### [Exercise goal]
Report how many lines of the entries below contain the word "Temperature", and nothing more.

### [Data shown]
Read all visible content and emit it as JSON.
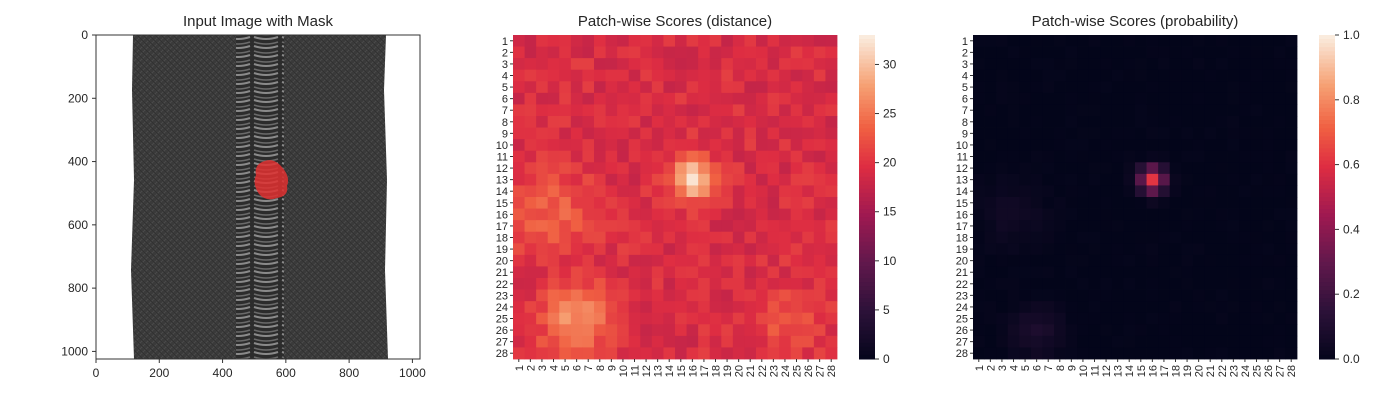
{
  "chart_data": [
    {
      "type": "image",
      "title": "Input Image with Mask",
      "xlabel": "",
      "ylabel": "",
      "xlim": [
        0,
        1024
      ],
      "ylim": [
        1024,
        0
      ],
      "xticks": [
        "0",
        "200",
        "400",
        "600",
        "800",
        "1000"
      ],
      "yticks": [
        "0",
        "200",
        "400",
        "600",
        "800",
        "1000"
      ],
      "tick_values": [
        0,
        200,
        400,
        600,
        800,
        1000
      ],
      "content": "zipper-image",
      "mask_color": "#e03030"
    },
    {
      "type": "heatmap",
      "title": "Patch-wise Scores (distance)",
      "xlabel": "",
      "ylabel": "",
      "rows": 28,
      "cols": 28,
      "row_labels": [
        "1",
        "2",
        "3",
        "4",
        "5",
        "6",
        "7",
        "8",
        "9",
        "10",
        "11",
        "12",
        "13",
        "14",
        "15",
        "16",
        "17",
        "18",
        "19",
        "20",
        "21",
        "22",
        "23",
        "24",
        "25",
        "26",
        "27",
        "28"
      ],
      "col_labels": [
        "1",
        "2",
        "3",
        "4",
        "5",
        "6",
        "7",
        "8",
        "9",
        "10",
        "11",
        "12",
        "13",
        "14",
        "15",
        "16",
        "17",
        "18",
        "19",
        "20",
        "21",
        "22",
        "23",
        "24",
        "25",
        "26",
        "27",
        "28"
      ],
      "colorbar": {
        "min": 0,
        "max": 33,
        "ticks": [
          "0",
          "5",
          "10",
          "15",
          "20",
          "25",
          "30"
        ],
        "tick_values": [
          0,
          5,
          10,
          15,
          20,
          25,
          30
        ],
        "colormap": "rocket"
      },
      "model": {
        "baseline": 19.5,
        "blobs": [
          {
            "row": 13,
            "col": 16,
            "peak": 33,
            "spread": 1.2
          },
          {
            "row": 25,
            "col": 6,
            "peak": 27,
            "spread": 2.2
          },
          {
            "row": 16,
            "col": 4,
            "peak": 24,
            "spread": 2.5
          },
          {
            "row": 25,
            "col": 24,
            "peak": 23,
            "spread": 2.0
          }
        ],
        "low_region": {
          "rows": [
            1,
            4
          ],
          "cols": [
            1,
            6
          ],
          "value": 16
        }
      }
    },
    {
      "type": "heatmap",
      "title": "Patch-wise Scores (probability)",
      "xlabel": "",
      "ylabel": "",
      "rows": 28,
      "cols": 28,
      "row_labels": [
        "1",
        "2",
        "3",
        "4",
        "5",
        "6",
        "7",
        "8",
        "9",
        "10",
        "11",
        "12",
        "13",
        "14",
        "15",
        "16",
        "17",
        "18",
        "19",
        "20",
        "21",
        "22",
        "23",
        "24",
        "25",
        "26",
        "27",
        "28"
      ],
      "col_labels": [
        "1",
        "2",
        "3",
        "4",
        "5",
        "6",
        "7",
        "8",
        "9",
        "10",
        "11",
        "12",
        "13",
        "14",
        "15",
        "16",
        "17",
        "18",
        "19",
        "20",
        "21",
        "22",
        "23",
        "24",
        "25",
        "26",
        "27",
        "28"
      ],
      "colorbar": {
        "min": 0,
        "max": 1,
        "ticks": [
          "0.0",
          "0.2",
          "0.4",
          "0.6",
          "0.8",
          "1.0"
        ],
        "tick_values": [
          0,
          0.2,
          0.4,
          0.6,
          0.8,
          1.0
        ],
        "colormap": "rocket"
      },
      "model": {
        "baseline": 0.0,
        "blobs": [
          {
            "row": 13,
            "col": 16,
            "peak": 0.62,
            "spread": 0.8
          },
          {
            "row": 26,
            "col": 6,
            "peak": 0.09,
            "spread": 1.6
          },
          {
            "row": 16,
            "col": 4,
            "peak": 0.05,
            "spread": 2.0
          }
        ]
      }
    }
  ]
}
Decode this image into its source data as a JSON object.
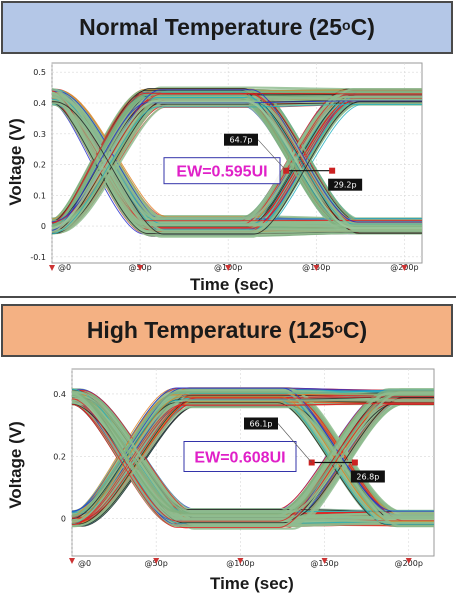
{
  "chart_data": [
    {
      "type": "eye-diagram",
      "title": "Normal Temperature (25 ",
      "title_sup": "o",
      "title_tail": "C)",
      "xlabel": "Time (sec)",
      "ylabel": "Voltage (V)",
      "x_ticks": [
        "@0",
        "@50p",
        "@100p",
        "@150p",
        "@200p"
      ],
      "x_tick_values": [
        0,
        50,
        100,
        150,
        200
      ],
      "y_ticks": [
        "0.5",
        "0.4",
        "0.3",
        "0.2",
        "0.1",
        "0",
        "-0.1"
      ],
      "y_tick_values": [
        0.5,
        0.4,
        0.3,
        0.2,
        0.1,
        0,
        -0.1
      ],
      "xlim": [
        0,
        210
      ],
      "ylim": [
        -0.12,
        0.53
      ],
      "eye_width_label": "EW=0.595UI",
      "marker_upper": "64.7p",
      "marker_lower": "29.2p",
      "ew_start_ps": 64.7,
      "ew_end_ps": 159,
      "ew_level_v": 0.18,
      "crossings_ps": [
        30,
        140
      ],
      "levels_v": [
        0.42,
        0.0
      ],
      "grid": true,
      "colors": {
        "bg": "#ffffff",
        "eye": "#8fbc8f",
        "accent": "#e020c8"
      }
    },
    {
      "type": "eye-diagram",
      "title": "High Temperature (125 ",
      "title_sup": "o",
      "title_tail": "C)",
      "xlabel": "Time (sec)",
      "ylabel": "Voltage (V)",
      "x_ticks": [
        "@0",
        "@50p",
        "@100p",
        "@150p",
        "@200p"
      ],
      "x_tick_values": [
        0,
        50,
        100,
        150,
        200
      ],
      "y_ticks": [
        "0.4",
        "0.2",
        "0"
      ],
      "y_tick_values": [
        0.4,
        0.2,
        0
      ],
      "xlim": [
        0,
        215
      ],
      "ylim": [
        -0.12,
        0.48
      ],
      "eye_width_label": "EW=0.608UI",
      "marker_upper": "66.1p",
      "marker_lower": "26.8p",
      "ew_start_ps": 66.1,
      "ew_end_ps": 168,
      "ew_level_v": 0.18,
      "crossings_ps": [
        35,
        158
      ],
      "levels_v": [
        0.39,
        0.0
      ],
      "grid": true,
      "colors": {
        "bg": "#ffffff",
        "eye": "#8fbc8f",
        "accent": "#e020c8"
      }
    }
  ]
}
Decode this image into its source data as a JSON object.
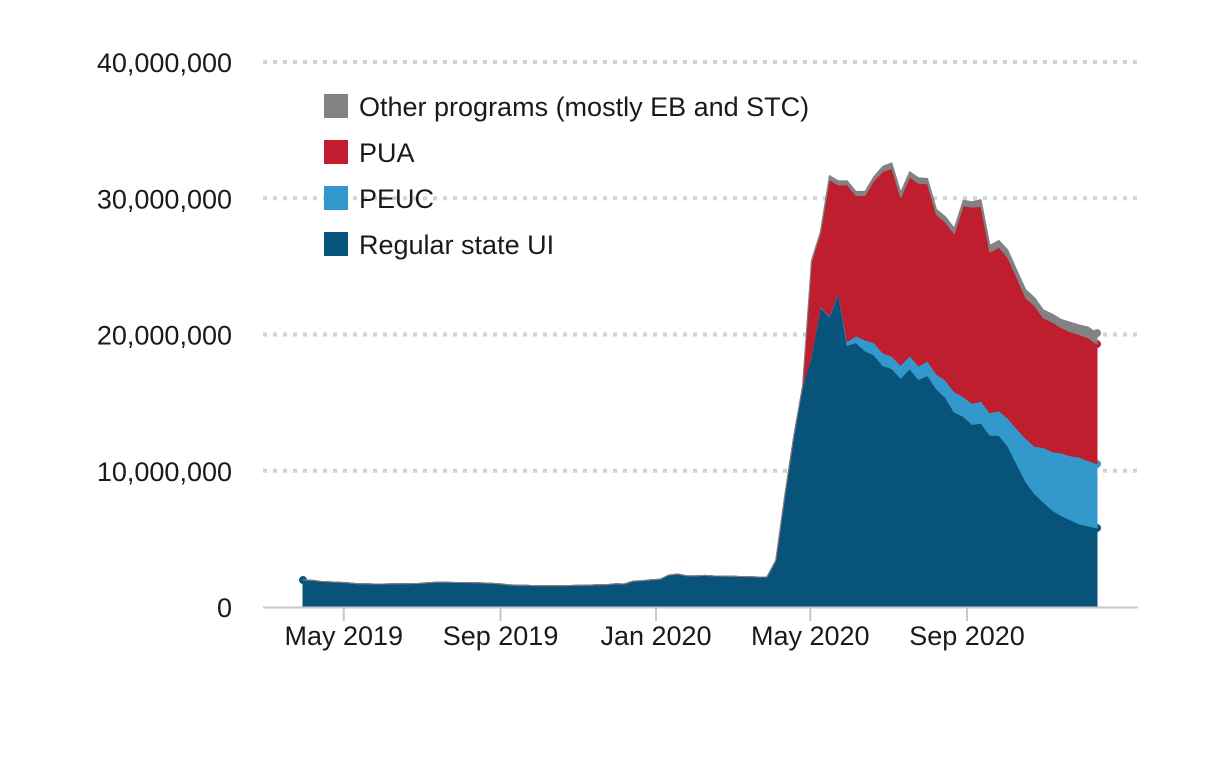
{
  "chart_data": {
    "type": "area",
    "stacked": true,
    "title": "",
    "xlabel": "",
    "ylabel": "",
    "ylim": [
      0,
      40000000
    ],
    "yticks": [
      0,
      10000000,
      20000000,
      30000000,
      40000000
    ],
    "ytick_labels": [
      "0",
      "10,000,000",
      "20,000,000",
      "30,000,000",
      "40,000,000"
    ],
    "xticks": [
      {
        "date": "2019-05-01",
        "label": "May 2019"
      },
      {
        "date": "2019-09-01",
        "label": "Sep 2019"
      },
      {
        "date": "2020-01-01",
        "label": "Jan 2020"
      },
      {
        "date": "2020-05-01",
        "label": "May 2020"
      },
      {
        "date": "2020-09-01",
        "label": "Sep 2020"
      }
    ],
    "grid": "horizontal dotted",
    "legend_position": "top-left",
    "x": [
      "2019-03-30",
      "2019-04-06",
      "2019-04-13",
      "2019-04-20",
      "2019-04-27",
      "2019-05-04",
      "2019-05-11",
      "2019-05-18",
      "2019-05-25",
      "2019-06-01",
      "2019-06-08",
      "2019-06-15",
      "2019-06-22",
      "2019-06-29",
      "2019-07-06",
      "2019-07-13",
      "2019-07-20",
      "2019-07-27",
      "2019-08-03",
      "2019-08-10",
      "2019-08-17",
      "2019-08-24",
      "2019-08-31",
      "2019-09-07",
      "2019-09-14",
      "2019-09-21",
      "2019-09-28",
      "2019-10-05",
      "2019-10-12",
      "2019-10-19",
      "2019-10-26",
      "2019-11-02",
      "2019-11-09",
      "2019-11-16",
      "2019-11-23",
      "2019-11-30",
      "2019-12-07",
      "2019-12-14",
      "2019-12-21",
      "2019-12-28",
      "2020-01-04",
      "2020-01-11",
      "2020-01-18",
      "2020-01-25",
      "2020-02-01",
      "2020-02-08",
      "2020-02-15",
      "2020-02-22",
      "2020-02-29",
      "2020-03-07",
      "2020-03-14",
      "2020-03-21",
      "2020-03-28",
      "2020-04-04",
      "2020-04-11",
      "2020-04-18",
      "2020-04-25",
      "2020-05-02",
      "2020-05-09",
      "2020-05-16",
      "2020-05-23",
      "2020-05-30",
      "2020-06-06",
      "2020-06-13",
      "2020-06-20",
      "2020-06-27",
      "2020-07-04",
      "2020-07-11",
      "2020-07-18",
      "2020-07-25",
      "2020-08-01",
      "2020-08-08",
      "2020-08-15",
      "2020-08-22",
      "2020-08-29",
      "2020-09-05",
      "2020-09-12",
      "2020-09-19",
      "2020-09-26",
      "2020-10-03",
      "2020-10-10",
      "2020-10-17",
      "2020-10-24",
      "2020-10-31",
      "2020-11-07",
      "2020-11-14",
      "2020-11-21",
      "2020-11-28",
      "2020-12-05",
      "2020-12-12"
    ],
    "series": [
      {
        "name": "Regular state UI",
        "color": "#08537a",
        "values": [
          1980000,
          1960000,
          1880000,
          1840000,
          1810000,
          1780000,
          1720000,
          1700000,
          1690000,
          1690000,
          1700000,
          1700000,
          1720000,
          1730000,
          1780000,
          1830000,
          1820000,
          1800000,
          1800000,
          1790000,
          1770000,
          1750000,
          1710000,
          1640000,
          1600000,
          1590000,
          1560000,
          1560000,
          1570000,
          1560000,
          1580000,
          1600000,
          1610000,
          1640000,
          1640000,
          1700000,
          1690000,
          1900000,
          1930000,
          2000000,
          2030000,
          2340000,
          2420000,
          2300000,
          2280000,
          2320000,
          2280000,
          2270000,
          2260000,
          2240000,
          2230000,
          2200000,
          2200000,
          3410000,
          8170000,
          12500000,
          16200000,
          18400000,
          22000000,
          21300000,
          23000000,
          19200000,
          19400000,
          18800000,
          18500000,
          17700000,
          17500000,
          16800000,
          17500000,
          16700000,
          17000000,
          16000000,
          15400000,
          14300000,
          14000000,
          13400000,
          13500000,
          12600000,
          12600000,
          11800000,
          10500000,
          9200000,
          8300000,
          7700000,
          7100000,
          6700000,
          6400000,
          6100000,
          5950000,
          5800000
        ]
      },
      {
        "name": "PEUC",
        "color": "#3399cc",
        "values": [
          0,
          0,
          0,
          0,
          0,
          0,
          0,
          0,
          0,
          0,
          0,
          0,
          0,
          0,
          0,
          0,
          0,
          0,
          0,
          0,
          0,
          0,
          0,
          0,
          0,
          0,
          0,
          0,
          0,
          0,
          0,
          0,
          0,
          0,
          0,
          0,
          0,
          0,
          0,
          0,
          0,
          0,
          0,
          0,
          0,
          0,
          0,
          0,
          0,
          0,
          0,
          0,
          0,
          0,
          0,
          0,
          0,
          50000,
          60000,
          70000,
          80000,
          280000,
          500000,
          800000,
          900000,
          950000,
          900000,
          950000,
          950000,
          1000000,
          1050000,
          1100000,
          1250000,
          1500000,
          1450000,
          1550000,
          1600000,
          1650000,
          1800000,
          2050000,
          2600000,
          3200000,
          3500000,
          4000000,
          4300000,
          4600000,
          4700000,
          4900000,
          4800000,
          4700000
        ]
      },
      {
        "name": "PUA",
        "color": "#be1e2d",
        "values": [
          0,
          0,
          0,
          0,
          0,
          0,
          0,
          0,
          0,
          0,
          0,
          0,
          0,
          0,
          0,
          0,
          0,
          0,
          0,
          0,
          0,
          0,
          0,
          0,
          0,
          0,
          0,
          0,
          0,
          0,
          0,
          0,
          0,
          0,
          0,
          0,
          0,
          0,
          0,
          0,
          0,
          0,
          0,
          0,
          0,
          0,
          0,
          0,
          0,
          0,
          0,
          0,
          0,
          0,
          0,
          0,
          0,
          6900000,
          5350000,
          10000000,
          7900000,
          11500000,
          10300000,
          10600000,
          11900000,
          13300000,
          13800000,
          12300000,
          13100000,
          13400000,
          13000000,
          11700000,
          11600000,
          11600000,
          14000000,
          14400000,
          14300000,
          11800000,
          12000000,
          11800000,
          11100000,
          10300000,
          10300000,
          9500000,
          9500000,
          9200000,
          9100000,
          9000000,
          9000000,
          8800000
        ]
      },
      {
        "name": "Other programs (mostly EB and STC)",
        "color": "#828282",
        "values": [
          0,
          0,
          0,
          0,
          0,
          0,
          0,
          0,
          0,
          0,
          0,
          0,
          0,
          0,
          0,
          0,
          0,
          0,
          0,
          0,
          0,
          0,
          0,
          0,
          0,
          0,
          0,
          0,
          0,
          0,
          0,
          0,
          0,
          0,
          0,
          0,
          0,
          0,
          0,
          0,
          0,
          0,
          0,
          0,
          0,
          0,
          0,
          0,
          0,
          0,
          0,
          0,
          0,
          0,
          0,
          0,
          0,
          100000,
          150000,
          300000,
          300000,
          300000,
          300000,
          300000,
          300000,
          400000,
          400000,
          400000,
          400000,
          400000,
          400000,
          400000,
          400000,
          400000,
          400000,
          400000,
          500000,
          500000,
          500000,
          550000,
          550000,
          600000,
          600000,
          600000,
          600000,
          600000,
          700000,
          700000,
          800000,
          800000
        ]
      }
    ],
    "legend": [
      "Other programs (mostly EB and STC)",
      "PUA",
      "PEUC",
      "Regular state UI"
    ]
  }
}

### [Solution for this task]
2